======== Records ========

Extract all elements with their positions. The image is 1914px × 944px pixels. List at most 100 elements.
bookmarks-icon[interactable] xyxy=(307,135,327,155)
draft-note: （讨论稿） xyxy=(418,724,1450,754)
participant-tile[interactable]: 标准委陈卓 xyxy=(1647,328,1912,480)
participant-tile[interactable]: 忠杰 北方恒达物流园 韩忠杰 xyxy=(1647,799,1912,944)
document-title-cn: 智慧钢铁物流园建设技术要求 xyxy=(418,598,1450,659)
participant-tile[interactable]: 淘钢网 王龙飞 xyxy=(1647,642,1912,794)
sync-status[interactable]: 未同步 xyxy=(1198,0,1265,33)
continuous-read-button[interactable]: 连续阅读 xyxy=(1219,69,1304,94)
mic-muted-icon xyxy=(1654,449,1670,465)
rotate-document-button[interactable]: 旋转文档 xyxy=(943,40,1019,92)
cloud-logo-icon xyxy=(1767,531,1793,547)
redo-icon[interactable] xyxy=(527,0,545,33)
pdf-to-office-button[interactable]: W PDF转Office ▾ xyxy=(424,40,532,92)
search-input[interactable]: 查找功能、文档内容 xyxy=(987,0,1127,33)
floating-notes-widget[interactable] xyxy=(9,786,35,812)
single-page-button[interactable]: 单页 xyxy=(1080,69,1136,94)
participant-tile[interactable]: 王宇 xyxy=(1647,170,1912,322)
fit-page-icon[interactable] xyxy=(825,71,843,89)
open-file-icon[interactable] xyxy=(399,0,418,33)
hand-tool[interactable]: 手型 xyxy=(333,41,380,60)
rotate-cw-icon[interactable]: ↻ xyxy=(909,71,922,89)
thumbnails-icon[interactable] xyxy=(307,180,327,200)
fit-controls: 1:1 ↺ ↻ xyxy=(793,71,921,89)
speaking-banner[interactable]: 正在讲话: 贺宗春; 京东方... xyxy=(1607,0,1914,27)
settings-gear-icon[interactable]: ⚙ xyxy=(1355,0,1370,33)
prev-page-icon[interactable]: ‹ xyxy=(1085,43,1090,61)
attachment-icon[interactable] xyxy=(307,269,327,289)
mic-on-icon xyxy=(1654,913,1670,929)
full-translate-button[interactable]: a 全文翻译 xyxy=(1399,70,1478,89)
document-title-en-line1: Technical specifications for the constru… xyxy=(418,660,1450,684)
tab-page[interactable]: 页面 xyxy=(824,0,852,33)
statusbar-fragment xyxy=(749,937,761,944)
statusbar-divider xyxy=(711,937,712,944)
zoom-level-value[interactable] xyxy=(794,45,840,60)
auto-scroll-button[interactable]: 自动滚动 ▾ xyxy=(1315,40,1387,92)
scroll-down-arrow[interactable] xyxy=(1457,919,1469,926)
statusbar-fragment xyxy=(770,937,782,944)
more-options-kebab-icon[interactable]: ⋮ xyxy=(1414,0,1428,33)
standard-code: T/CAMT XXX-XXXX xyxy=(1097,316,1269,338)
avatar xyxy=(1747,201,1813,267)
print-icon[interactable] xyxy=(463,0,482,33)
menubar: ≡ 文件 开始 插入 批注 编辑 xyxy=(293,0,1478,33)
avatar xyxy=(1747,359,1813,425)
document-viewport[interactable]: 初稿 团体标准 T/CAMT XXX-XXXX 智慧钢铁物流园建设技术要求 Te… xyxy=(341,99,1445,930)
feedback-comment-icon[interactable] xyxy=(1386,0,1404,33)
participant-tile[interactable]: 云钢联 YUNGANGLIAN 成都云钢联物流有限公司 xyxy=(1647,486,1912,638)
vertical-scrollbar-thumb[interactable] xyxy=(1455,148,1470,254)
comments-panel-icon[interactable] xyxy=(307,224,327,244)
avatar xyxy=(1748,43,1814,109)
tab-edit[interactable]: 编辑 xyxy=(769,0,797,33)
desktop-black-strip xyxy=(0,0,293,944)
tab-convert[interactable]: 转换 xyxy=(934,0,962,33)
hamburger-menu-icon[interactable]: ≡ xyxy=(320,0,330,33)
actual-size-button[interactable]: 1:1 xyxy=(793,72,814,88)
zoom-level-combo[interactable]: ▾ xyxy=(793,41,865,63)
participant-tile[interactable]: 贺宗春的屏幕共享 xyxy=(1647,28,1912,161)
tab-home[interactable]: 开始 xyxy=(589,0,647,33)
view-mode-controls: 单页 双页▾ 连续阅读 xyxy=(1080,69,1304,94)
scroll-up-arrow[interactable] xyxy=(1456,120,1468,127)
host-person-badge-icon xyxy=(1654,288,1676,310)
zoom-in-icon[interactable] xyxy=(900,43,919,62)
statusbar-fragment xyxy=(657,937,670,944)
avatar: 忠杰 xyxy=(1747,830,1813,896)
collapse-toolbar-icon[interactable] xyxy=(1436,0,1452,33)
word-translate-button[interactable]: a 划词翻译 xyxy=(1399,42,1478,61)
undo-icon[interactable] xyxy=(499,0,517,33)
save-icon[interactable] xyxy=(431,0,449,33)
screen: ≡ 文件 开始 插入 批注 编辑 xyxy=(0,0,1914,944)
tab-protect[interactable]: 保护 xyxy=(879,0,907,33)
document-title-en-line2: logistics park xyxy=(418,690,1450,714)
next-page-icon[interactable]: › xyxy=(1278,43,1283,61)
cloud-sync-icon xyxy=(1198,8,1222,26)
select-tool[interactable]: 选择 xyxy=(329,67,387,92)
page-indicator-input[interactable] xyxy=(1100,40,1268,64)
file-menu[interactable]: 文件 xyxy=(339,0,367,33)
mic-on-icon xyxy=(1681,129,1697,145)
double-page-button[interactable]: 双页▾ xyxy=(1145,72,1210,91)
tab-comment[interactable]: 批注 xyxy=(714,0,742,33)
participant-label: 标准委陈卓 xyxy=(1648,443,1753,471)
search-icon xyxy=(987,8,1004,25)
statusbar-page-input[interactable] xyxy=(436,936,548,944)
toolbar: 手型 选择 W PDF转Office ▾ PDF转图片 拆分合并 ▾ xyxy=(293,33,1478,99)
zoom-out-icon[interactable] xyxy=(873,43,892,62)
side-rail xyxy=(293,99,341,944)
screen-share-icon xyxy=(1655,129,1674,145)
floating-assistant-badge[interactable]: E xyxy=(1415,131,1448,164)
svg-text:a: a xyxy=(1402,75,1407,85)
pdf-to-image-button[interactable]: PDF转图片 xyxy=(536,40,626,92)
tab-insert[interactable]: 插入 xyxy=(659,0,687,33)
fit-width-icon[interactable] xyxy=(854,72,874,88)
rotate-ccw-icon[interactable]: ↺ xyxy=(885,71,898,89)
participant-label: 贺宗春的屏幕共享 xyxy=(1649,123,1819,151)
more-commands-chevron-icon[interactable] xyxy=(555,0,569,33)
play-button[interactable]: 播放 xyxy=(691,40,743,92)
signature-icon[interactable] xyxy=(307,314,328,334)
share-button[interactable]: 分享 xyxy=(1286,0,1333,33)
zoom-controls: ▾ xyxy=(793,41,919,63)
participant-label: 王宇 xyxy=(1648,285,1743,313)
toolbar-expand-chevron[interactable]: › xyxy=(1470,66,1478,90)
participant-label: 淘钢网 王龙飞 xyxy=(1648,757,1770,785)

========

Rewrite the records above, replacing every instance of "participant-tile" with "attendee-tile" and leaving everything else unchanged.

Extract all elements with their positions. The image is 1914px × 944px pixels. List at most 100 elements.
bookmarks-icon[interactable] xyxy=(307,135,327,155)
draft-note: （讨论稿） xyxy=(418,724,1450,754)
attendee-tile[interactable]: 标准委陈卓 xyxy=(1647,328,1912,480)
attendee-tile[interactable]: 忠杰 北方恒达物流园 韩忠杰 xyxy=(1647,799,1912,944)
document-title-cn: 智慧钢铁物流园建设技术要求 xyxy=(418,598,1450,659)
attendee-tile[interactable]: 淘钢网 王龙飞 xyxy=(1647,642,1912,794)
sync-status[interactable]: 未同步 xyxy=(1198,0,1265,33)
continuous-read-button[interactable]: 连续阅读 xyxy=(1219,69,1304,94)
mic-muted-icon xyxy=(1654,449,1670,465)
rotate-document-button[interactable]: 旋转文档 xyxy=(943,40,1019,92)
cloud-logo-icon xyxy=(1767,531,1793,547)
redo-icon[interactable] xyxy=(527,0,545,33)
pdf-to-office-button[interactable]: W PDF转Office ▾ xyxy=(424,40,532,92)
search-input[interactable]: 查找功能、文档内容 xyxy=(987,0,1127,33)
floating-notes-widget[interactable] xyxy=(9,786,35,812)
single-page-button[interactable]: 单页 xyxy=(1080,69,1136,94)
attendee-tile[interactable]: 王宇 xyxy=(1647,170,1912,322)
fit-page-icon[interactable] xyxy=(825,71,843,89)
open-file-icon[interactable] xyxy=(399,0,418,33)
hand-tool[interactable]: 手型 xyxy=(333,41,380,60)
rotate-cw-icon[interactable]: ↻ xyxy=(909,71,922,89)
thumbnails-icon[interactable] xyxy=(307,180,327,200)
fit-controls: 1:1 ↺ ↻ xyxy=(793,71,921,89)
speaking-banner[interactable]: 正在讲话: 贺宗春; 京东方... xyxy=(1607,0,1914,27)
settings-gear-icon[interactable]: ⚙ xyxy=(1355,0,1370,33)
prev-page-icon[interactable]: ‹ xyxy=(1085,43,1090,61)
attachment-icon[interactable] xyxy=(307,269,327,289)
mic-on-icon xyxy=(1654,913,1670,929)
full-translate-button[interactable]: a 全文翻译 xyxy=(1399,70,1478,89)
document-title-en-line1: Technical specifications for the constru… xyxy=(418,660,1450,684)
tab-page[interactable]: 页面 xyxy=(824,0,852,33)
statusbar-fragment xyxy=(749,937,761,944)
statusbar-divider xyxy=(711,937,712,944)
zoom-level-value[interactable] xyxy=(794,45,840,60)
auto-scroll-button[interactable]: 自动滚动 ▾ xyxy=(1315,40,1387,92)
scroll-down-arrow[interactable] xyxy=(1457,919,1469,926)
statusbar-fragment xyxy=(770,937,782,944)
more-options-kebab-icon[interactable]: ⋮ xyxy=(1414,0,1428,33)
standard-code: T/CAMT XXX-XXXX xyxy=(1097,316,1269,338)
avatar xyxy=(1747,201,1813,267)
print-icon[interactable] xyxy=(463,0,482,33)
menubar: ≡ 文件 开始 插入 批注 编辑 xyxy=(293,0,1478,33)
avatar xyxy=(1747,359,1813,425)
document-viewport[interactable]: 初稿 团体标准 T/CAMT XXX-XXXX 智慧钢铁物流园建设技术要求 Te… xyxy=(341,99,1445,930)
feedback-comment-icon[interactable] xyxy=(1386,0,1404,33)
attendee-tile[interactable]: 云钢联 YUNGANGLIAN 成都云钢联物流有限公司 xyxy=(1647,486,1912,638)
vertical-scrollbar-thumb[interactable] xyxy=(1455,148,1470,254)
comments-panel-icon[interactable] xyxy=(307,224,327,244)
avatar xyxy=(1748,43,1814,109)
tab-edit[interactable]: 编辑 xyxy=(769,0,797,33)
desktop-black-strip xyxy=(0,0,293,944)
tab-convert[interactable]: 转换 xyxy=(934,0,962,33)
hamburger-menu-icon[interactable]: ≡ xyxy=(320,0,330,33)
actual-size-button[interactable]: 1:1 xyxy=(793,72,814,88)
zoom-level-combo[interactable]: ▾ xyxy=(793,41,865,63)
attendee-tile[interactable]: 贺宗春的屏幕共享 xyxy=(1647,28,1912,161)
tab-home[interactable]: 开始 xyxy=(589,0,647,33)
view-mode-controls: 单页 双页▾ 连续阅读 xyxy=(1080,69,1304,94)
scroll-up-arrow[interactable] xyxy=(1456,120,1468,127)
host-person-badge-icon xyxy=(1654,288,1676,310)
zoom-in-icon[interactable] xyxy=(900,43,919,62)
statusbar-fragment xyxy=(657,937,670,944)
avatar: 忠杰 xyxy=(1747,830,1813,896)
collapse-toolbar-icon[interactable] xyxy=(1436,0,1452,33)
word-translate-button[interactable]: a 划词翻译 xyxy=(1399,42,1478,61)
undo-icon[interactable] xyxy=(499,0,517,33)
save-icon[interactable] xyxy=(431,0,449,33)
screen: ≡ 文件 开始 插入 批注 编辑 xyxy=(0,0,1914,944)
tab-protect[interactable]: 保护 xyxy=(879,0,907,33)
document-title-en-line2: logistics park xyxy=(418,690,1450,714)
next-page-icon[interactable]: › xyxy=(1278,43,1283,61)
cloud-sync-icon xyxy=(1198,8,1222,26)
select-tool[interactable]: 选择 xyxy=(329,67,387,92)
page-indicator-input[interactable] xyxy=(1100,40,1268,64)
file-menu[interactable]: 文件 xyxy=(339,0,367,33)
mic-on-icon xyxy=(1681,129,1697,145)
double-page-button[interactable]: 双页▾ xyxy=(1145,72,1210,91)
tab-comment[interactable]: 批注 xyxy=(714,0,742,33)
participant-label: 标准委陈卓 xyxy=(1648,443,1753,471)
search-icon xyxy=(987,8,1004,25)
statusbar-page-input[interactable] xyxy=(436,936,548,944)
toolbar: 手型 选择 W PDF转Office ▾ PDF转图片 拆分合并 ▾ xyxy=(293,33,1478,99)
zoom-out-icon[interactable] xyxy=(873,43,892,62)
side-rail xyxy=(293,99,341,944)
screen-share-icon xyxy=(1655,129,1674,145)
floating-assistant-badge[interactable]: E xyxy=(1415,131,1448,164)
svg-text:a: a xyxy=(1402,75,1407,85)
pdf-to-image-button[interactable]: PDF转图片 xyxy=(536,40,626,92)
tab-insert[interactable]: 插入 xyxy=(659,0,687,33)
fit-width-icon[interactable] xyxy=(854,72,874,88)
rotate-ccw-icon[interactable]: ↺ xyxy=(885,71,898,89)
participant-label: 贺宗春的屏幕共享 xyxy=(1649,123,1819,151)
more-commands-chevron-icon[interactable] xyxy=(555,0,569,33)
play-button[interactable]: 播放 xyxy=(691,40,743,92)
signature-icon[interactable] xyxy=(307,314,328,334)
share-button[interactable]: 分享 xyxy=(1286,0,1333,33)
zoom-controls: ▾ xyxy=(793,41,919,63)
participant-label: 王宇 xyxy=(1648,285,1743,313)
toolbar-expand-chevron[interactable]: › xyxy=(1470,66,1478,90)
participant-label: 淘钢网 王龙飞 xyxy=(1648,757,1770,785)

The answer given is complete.